[start Material for this task]

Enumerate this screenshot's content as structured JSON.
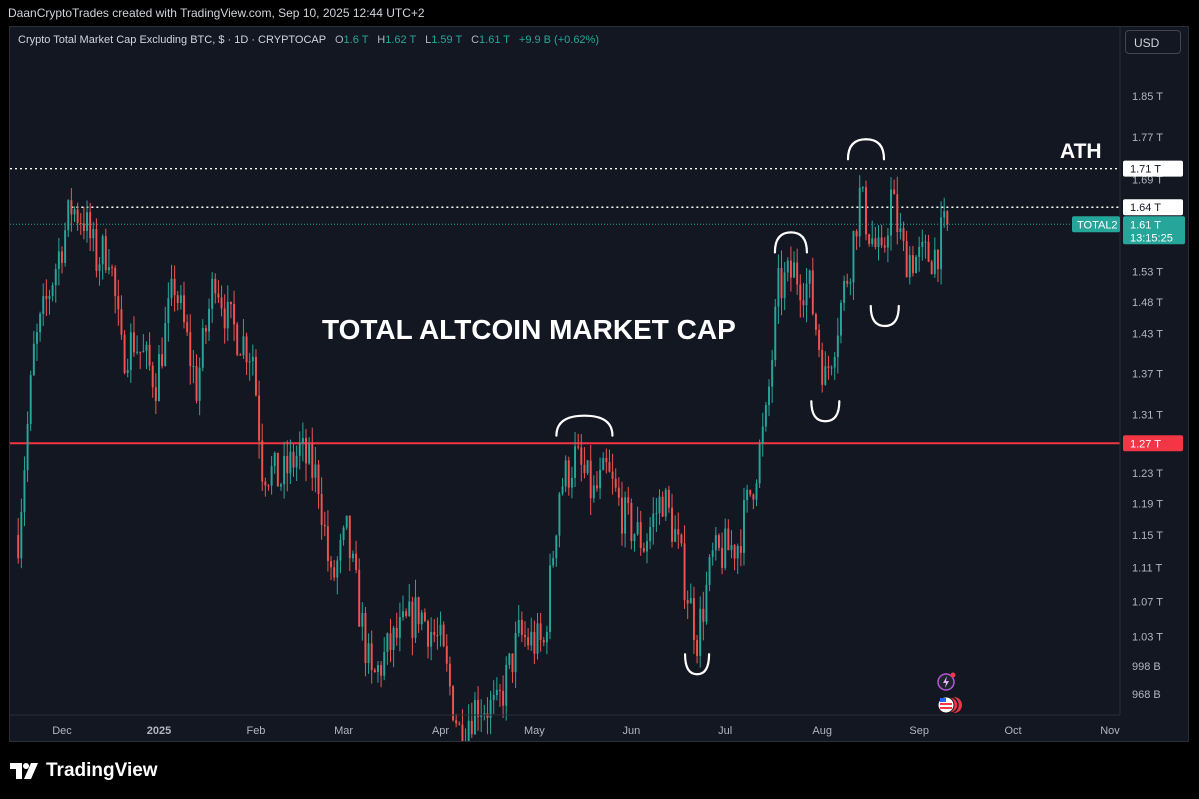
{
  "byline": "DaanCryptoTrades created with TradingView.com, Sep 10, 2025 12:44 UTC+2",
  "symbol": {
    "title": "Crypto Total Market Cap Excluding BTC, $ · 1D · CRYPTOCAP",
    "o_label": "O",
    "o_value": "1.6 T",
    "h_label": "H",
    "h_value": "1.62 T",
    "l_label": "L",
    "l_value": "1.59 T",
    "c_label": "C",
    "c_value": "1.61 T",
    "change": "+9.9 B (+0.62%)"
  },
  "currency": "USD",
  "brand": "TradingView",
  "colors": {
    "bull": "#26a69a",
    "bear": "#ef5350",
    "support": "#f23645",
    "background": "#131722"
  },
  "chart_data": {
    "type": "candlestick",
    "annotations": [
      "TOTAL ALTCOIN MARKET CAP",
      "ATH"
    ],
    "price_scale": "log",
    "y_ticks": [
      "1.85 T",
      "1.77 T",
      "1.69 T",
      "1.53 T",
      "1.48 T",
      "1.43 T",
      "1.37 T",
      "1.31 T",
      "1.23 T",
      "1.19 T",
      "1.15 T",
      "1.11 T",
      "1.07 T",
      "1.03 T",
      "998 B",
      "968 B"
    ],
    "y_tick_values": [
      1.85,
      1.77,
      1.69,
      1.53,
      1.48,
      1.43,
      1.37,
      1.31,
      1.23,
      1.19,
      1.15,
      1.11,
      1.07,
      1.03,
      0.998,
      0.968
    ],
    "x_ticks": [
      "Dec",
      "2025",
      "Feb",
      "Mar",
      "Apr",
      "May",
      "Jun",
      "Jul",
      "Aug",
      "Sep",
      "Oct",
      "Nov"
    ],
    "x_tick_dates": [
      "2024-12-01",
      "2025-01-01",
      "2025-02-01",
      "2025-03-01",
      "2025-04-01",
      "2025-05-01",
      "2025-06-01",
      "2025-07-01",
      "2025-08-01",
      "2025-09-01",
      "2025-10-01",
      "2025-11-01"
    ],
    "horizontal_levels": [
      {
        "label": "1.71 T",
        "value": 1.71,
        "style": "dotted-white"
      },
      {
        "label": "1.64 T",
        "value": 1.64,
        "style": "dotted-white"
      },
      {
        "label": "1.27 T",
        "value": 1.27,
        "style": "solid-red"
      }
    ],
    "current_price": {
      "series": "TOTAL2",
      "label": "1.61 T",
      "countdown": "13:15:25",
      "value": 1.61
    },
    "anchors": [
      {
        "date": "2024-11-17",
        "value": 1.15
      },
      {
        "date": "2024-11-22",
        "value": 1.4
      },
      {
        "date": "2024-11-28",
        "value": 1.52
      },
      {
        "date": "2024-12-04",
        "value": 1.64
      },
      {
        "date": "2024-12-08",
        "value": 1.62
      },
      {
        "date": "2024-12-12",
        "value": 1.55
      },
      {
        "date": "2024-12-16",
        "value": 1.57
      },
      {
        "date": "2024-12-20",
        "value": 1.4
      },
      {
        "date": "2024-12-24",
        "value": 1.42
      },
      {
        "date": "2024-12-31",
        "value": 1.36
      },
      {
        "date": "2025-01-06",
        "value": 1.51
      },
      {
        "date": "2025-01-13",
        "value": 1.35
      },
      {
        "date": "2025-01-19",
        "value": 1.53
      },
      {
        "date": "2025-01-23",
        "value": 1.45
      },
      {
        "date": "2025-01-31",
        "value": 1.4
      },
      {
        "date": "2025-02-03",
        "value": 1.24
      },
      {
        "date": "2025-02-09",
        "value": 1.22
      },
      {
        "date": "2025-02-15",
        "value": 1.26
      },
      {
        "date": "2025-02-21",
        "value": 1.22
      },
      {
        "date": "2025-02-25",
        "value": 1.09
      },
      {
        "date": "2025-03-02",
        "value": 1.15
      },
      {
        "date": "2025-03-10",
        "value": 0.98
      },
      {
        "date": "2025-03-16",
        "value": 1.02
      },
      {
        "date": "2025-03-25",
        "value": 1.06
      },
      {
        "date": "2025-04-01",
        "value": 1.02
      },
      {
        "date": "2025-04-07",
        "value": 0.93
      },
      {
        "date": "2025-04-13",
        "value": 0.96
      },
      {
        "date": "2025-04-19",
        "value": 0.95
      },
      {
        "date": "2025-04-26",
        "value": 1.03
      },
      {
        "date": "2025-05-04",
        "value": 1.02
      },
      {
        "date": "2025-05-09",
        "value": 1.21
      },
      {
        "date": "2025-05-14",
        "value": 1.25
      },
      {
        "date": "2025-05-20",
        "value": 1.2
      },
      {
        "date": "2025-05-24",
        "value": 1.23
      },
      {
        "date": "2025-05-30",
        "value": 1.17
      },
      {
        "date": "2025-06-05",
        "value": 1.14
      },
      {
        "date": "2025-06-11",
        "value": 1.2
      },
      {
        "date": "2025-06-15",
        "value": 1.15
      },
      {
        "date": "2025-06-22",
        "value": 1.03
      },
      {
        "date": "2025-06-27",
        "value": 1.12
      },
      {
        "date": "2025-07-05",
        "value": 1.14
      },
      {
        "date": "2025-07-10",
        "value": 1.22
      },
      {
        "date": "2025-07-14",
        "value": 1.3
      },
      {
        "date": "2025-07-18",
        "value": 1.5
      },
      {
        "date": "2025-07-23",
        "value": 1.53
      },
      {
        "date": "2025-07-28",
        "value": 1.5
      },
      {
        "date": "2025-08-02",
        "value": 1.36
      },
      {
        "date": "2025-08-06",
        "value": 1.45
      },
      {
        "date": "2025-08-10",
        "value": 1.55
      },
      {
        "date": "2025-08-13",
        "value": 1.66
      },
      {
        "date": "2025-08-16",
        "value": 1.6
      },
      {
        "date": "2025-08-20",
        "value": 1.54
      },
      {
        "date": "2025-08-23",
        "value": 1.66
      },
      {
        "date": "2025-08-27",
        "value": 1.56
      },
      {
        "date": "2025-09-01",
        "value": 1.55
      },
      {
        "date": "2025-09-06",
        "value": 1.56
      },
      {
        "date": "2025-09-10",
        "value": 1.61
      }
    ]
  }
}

[end Material for this task]
[start Material for this task]

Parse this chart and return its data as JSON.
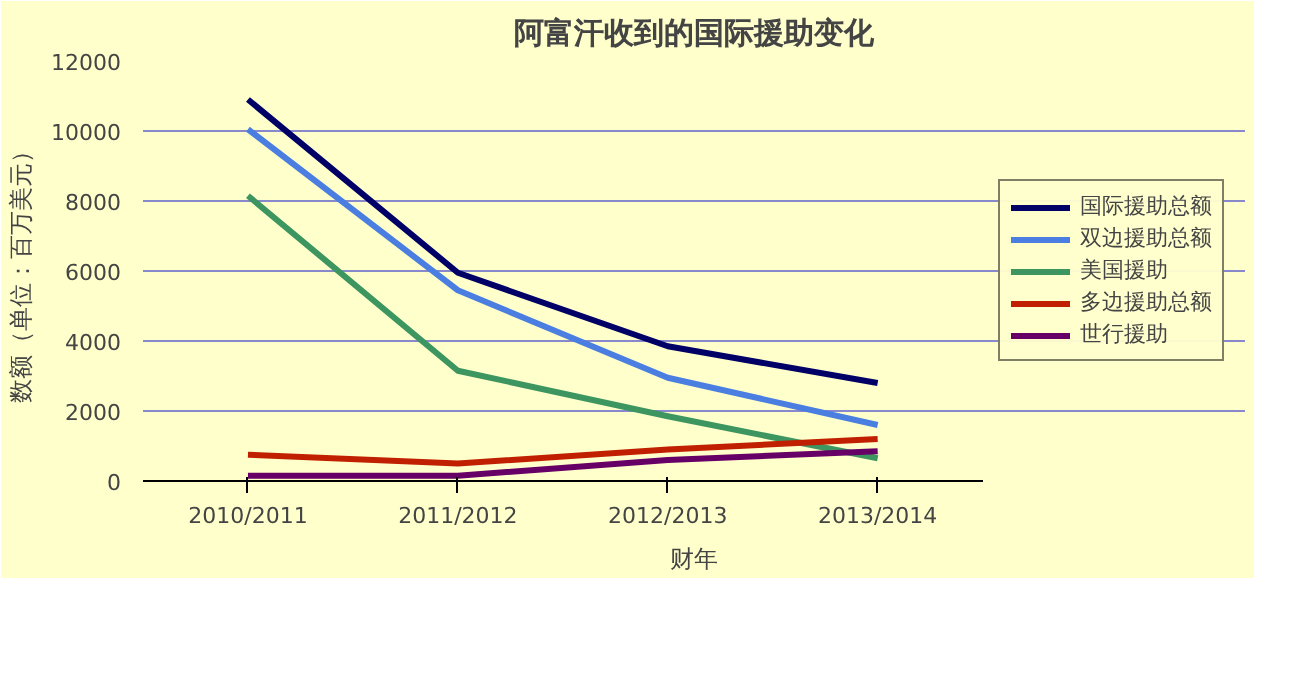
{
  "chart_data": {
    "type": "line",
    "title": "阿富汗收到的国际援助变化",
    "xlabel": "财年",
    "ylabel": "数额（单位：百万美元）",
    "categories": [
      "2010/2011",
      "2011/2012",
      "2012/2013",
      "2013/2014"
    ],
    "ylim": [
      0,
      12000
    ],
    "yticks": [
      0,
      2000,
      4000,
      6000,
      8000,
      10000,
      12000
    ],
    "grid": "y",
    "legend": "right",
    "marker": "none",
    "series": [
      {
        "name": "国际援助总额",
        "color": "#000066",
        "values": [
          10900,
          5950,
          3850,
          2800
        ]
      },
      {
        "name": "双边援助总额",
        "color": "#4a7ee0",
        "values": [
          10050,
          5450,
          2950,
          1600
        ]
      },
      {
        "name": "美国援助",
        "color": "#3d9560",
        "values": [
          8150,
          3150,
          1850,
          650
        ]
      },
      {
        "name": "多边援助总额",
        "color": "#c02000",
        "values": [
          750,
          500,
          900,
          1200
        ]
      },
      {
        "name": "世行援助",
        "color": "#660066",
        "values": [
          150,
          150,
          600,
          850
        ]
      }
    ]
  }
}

[end Material for this task]

Copy out each line of the data where the string "title" appears.

    "title": "Crypto Total Market Cap Excluding BTC, $ · 1D · CRYPTOCAP",
    "title": "阿富汗收到的国际援助变化",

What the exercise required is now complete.